::: Supplied information

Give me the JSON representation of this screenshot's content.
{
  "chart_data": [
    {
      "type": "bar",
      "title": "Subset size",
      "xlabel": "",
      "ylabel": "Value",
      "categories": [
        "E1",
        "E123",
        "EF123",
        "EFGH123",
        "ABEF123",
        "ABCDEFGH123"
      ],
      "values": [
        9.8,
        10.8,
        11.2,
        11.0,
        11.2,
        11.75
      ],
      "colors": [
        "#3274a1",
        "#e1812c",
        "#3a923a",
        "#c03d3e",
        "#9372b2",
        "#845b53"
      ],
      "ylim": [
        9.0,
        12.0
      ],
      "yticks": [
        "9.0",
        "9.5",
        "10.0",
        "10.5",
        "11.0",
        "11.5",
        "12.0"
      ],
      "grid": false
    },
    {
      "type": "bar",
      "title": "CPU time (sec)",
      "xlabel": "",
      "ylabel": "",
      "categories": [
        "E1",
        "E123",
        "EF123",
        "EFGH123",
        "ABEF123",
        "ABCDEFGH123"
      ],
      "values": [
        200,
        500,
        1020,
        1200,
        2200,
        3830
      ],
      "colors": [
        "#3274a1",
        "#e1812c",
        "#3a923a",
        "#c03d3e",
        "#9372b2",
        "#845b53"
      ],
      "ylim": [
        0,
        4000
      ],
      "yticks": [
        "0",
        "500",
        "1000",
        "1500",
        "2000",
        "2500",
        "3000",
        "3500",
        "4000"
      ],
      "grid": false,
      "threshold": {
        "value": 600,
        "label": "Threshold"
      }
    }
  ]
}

::::::

Give an exact repetition of all the material.

Give me the JSON representation of this screenshot's content.
{
  "chart_data": [
    {
      "type": "bar",
      "title": "Subset size",
      "xlabel": "",
      "ylabel": "Value",
      "categories": [
        "E1",
        "E123",
        "EF123",
        "EFGH123",
        "ABEF123",
        "ABCDEFGH123"
      ],
      "values": [
        9.8,
        10.8,
        11.2,
        11.0,
        11.2,
        11.75
      ],
      "colors": [
        "#3274a1",
        "#e1812c",
        "#3a923a",
        "#c03d3e",
        "#9372b2",
        "#845b53"
      ],
      "ylim": [
        9.0,
        12.0
      ],
      "yticks": [
        "9.0",
        "9.5",
        "10.0",
        "10.5",
        "11.0",
        "11.5",
        "12.0"
      ],
      "grid": false
    },
    {
      "type": "bar",
      "title": "CPU time (sec)",
      "xlabel": "",
      "ylabel": "",
      "categories": [
        "E1",
        "E123",
        "EF123",
        "EFGH123",
        "ABEF123",
        "ABCDEFGH123"
      ],
      "values": [
        200,
        500,
        1020,
        1200,
        2200,
        3830
      ],
      "colors": [
        "#3274a1",
        "#e1812c",
        "#3a923a",
        "#c03d3e",
        "#9372b2",
        "#845b53"
      ],
      "ylim": [
        0,
        4000
      ],
      "yticks": [
        "0",
        "500",
        "1000",
        "1500",
        "2000",
        "2500",
        "3000",
        "3500",
        "4000"
      ],
      "grid": false,
      "threshold": {
        "value": 600,
        "label": "Threshold"
      }
    }
  ]
}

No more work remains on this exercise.